Passage to read =
= = = = =

Hermes Agent Accused of Plagiarism—Founder Retorts with “Delete Your Account”

A small open‑source team claims Hermes Agent copied its self‑evolution architecture within 36 days, detailing ten code‑level similarities, while the project's founder responded on Twitter with a terse “Delete your account,” sparking a heated debate over plagiarism and attribution in AI agents.

AI Insight Log
AI Insight Log
AI Insight Log
Hermes Agent Accused of Plagiarism—Founder Retorts with “Delete Your Account”

In the open‑source AI Agent community a controversy erupted when the 2,000‑star EvoMapAI team accused the 8.8‑k‑star Hermes Agent of copying its core self‑evolution architecture, prompting the founder of Nous Research to reply on Twitter with the blunt phrase “Delete your account.”

Hermes Agent, released by Nous Research, quickly became known as the strongest rival to OpenClaw (the “lobster”) thanks to its “self‑evolution” system that lets agents extract experience from tasks and automatically refine skills and prompts.

On February 1, EvoMapAI open‑sourced its Evolver engine, which also implements a self‑evolution mechanism via a Genome Evolution Protocol (GEP) that packages agent experience into “gene capsules” for global sharing. Evolver attracted over 1,800 stars.

The timeline is tight: Evolver was released on February 1, Hermes Agent v0.1.0 appeared on February 25, the independent repository hermes-agent-self-evolution was created on March 9, and Hermes Agent v0.2.0 launched on March 12—only 36 days between Evolver’s public release and Hermes’s self‑evolution repository.

EvoMapAI published a detailed code‑comparison report highlighting three major overlaps: (1) a 1:1 correspondence in the task‑loop and asset‑extraction paradigm, where Hermes’s loop mirrors Evolver’s ten‑step cycle with only terminology changes; (2) an identical three‑layer memory system (Factual, Procedural, Search); and (3) virtually the same periodic reflection and dynamic skill‑loading mechanism, including identical trigger cycles, weighted scoring functions, and cross‑language design patterns such as atomic writes, safety scans, injection guards, and capacity controls. They also documented twelve term replacements and noted that Hermes never cited Evolver in any of its eight public materials.

EvoMapAI’s founder posted on Twitter, “We aren’t here to play judge. We’re just putting the code comparisons on the table. The hard work of indie open‑source creators shouldn’t be erased like this.”

Nous Research responded with a tweet claiming “Hermes Agent is an overnight success nine months in the making,” attaching a GitHub commit graph that shows the main repository was created on July 22 2025. However, that repository was private at the time, so its code could not be inspected, and the self‑evolution module only became visible in the March 9, 2026 independent repo.

= = = = =

Task requirements =
Copy the Hermes Agent article word for word, from "Hermes Agent, released" up to and including "skills and prompts.".

= = = = =

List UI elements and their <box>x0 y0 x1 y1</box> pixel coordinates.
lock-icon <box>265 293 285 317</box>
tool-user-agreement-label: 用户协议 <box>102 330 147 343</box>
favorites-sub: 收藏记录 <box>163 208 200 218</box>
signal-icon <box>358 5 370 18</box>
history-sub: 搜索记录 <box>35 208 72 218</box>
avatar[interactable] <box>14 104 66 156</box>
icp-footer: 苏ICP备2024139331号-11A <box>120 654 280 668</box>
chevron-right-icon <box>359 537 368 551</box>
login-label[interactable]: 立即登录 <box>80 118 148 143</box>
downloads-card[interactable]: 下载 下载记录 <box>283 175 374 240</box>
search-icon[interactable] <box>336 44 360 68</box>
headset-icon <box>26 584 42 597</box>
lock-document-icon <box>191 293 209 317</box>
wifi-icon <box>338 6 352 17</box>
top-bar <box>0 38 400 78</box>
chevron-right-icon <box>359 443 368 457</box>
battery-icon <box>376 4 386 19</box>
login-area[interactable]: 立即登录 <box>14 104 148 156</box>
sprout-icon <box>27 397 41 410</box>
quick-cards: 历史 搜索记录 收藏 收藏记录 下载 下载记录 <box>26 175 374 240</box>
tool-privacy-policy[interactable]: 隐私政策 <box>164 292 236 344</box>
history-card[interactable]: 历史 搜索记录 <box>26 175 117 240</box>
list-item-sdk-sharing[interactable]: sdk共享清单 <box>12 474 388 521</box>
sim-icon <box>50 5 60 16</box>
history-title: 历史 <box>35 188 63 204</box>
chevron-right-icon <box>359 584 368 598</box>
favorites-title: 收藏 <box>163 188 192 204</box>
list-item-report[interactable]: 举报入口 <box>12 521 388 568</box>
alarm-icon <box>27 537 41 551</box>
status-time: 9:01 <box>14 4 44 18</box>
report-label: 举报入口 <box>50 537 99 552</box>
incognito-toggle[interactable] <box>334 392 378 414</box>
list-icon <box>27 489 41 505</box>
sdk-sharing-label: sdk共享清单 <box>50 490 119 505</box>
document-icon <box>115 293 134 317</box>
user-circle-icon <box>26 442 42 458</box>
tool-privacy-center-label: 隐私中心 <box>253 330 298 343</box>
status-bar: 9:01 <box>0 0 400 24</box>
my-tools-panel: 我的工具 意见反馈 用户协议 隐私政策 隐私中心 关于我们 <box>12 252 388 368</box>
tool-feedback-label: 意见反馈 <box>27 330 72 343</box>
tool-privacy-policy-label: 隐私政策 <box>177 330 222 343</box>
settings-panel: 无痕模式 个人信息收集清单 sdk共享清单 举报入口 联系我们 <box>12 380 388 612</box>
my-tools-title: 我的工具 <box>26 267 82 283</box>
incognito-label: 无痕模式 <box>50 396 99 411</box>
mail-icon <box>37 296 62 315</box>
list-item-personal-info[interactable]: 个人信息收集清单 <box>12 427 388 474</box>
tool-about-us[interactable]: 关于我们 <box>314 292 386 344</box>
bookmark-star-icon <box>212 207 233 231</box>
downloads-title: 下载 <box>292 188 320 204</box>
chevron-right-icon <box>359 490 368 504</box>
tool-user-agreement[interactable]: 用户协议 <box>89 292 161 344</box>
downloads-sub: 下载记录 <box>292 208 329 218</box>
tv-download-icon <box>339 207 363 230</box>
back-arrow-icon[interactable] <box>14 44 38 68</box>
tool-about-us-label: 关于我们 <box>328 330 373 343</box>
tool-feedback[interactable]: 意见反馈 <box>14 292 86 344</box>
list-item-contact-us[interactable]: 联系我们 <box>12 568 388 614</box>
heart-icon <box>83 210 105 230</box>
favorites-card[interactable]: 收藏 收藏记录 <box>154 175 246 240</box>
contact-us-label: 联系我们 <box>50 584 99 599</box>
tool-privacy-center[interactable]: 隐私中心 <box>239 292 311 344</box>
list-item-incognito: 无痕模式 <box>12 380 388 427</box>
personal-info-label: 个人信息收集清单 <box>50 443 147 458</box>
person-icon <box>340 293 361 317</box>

= = = = =

Result =
Hermes Agent, released by Nous Research, quickly became known as the strongest rival to OpenClaw (the “lobster”) thanks to its “self‑evolution” system that lets agents extract experience from tasks and automatically refine skills and prompts.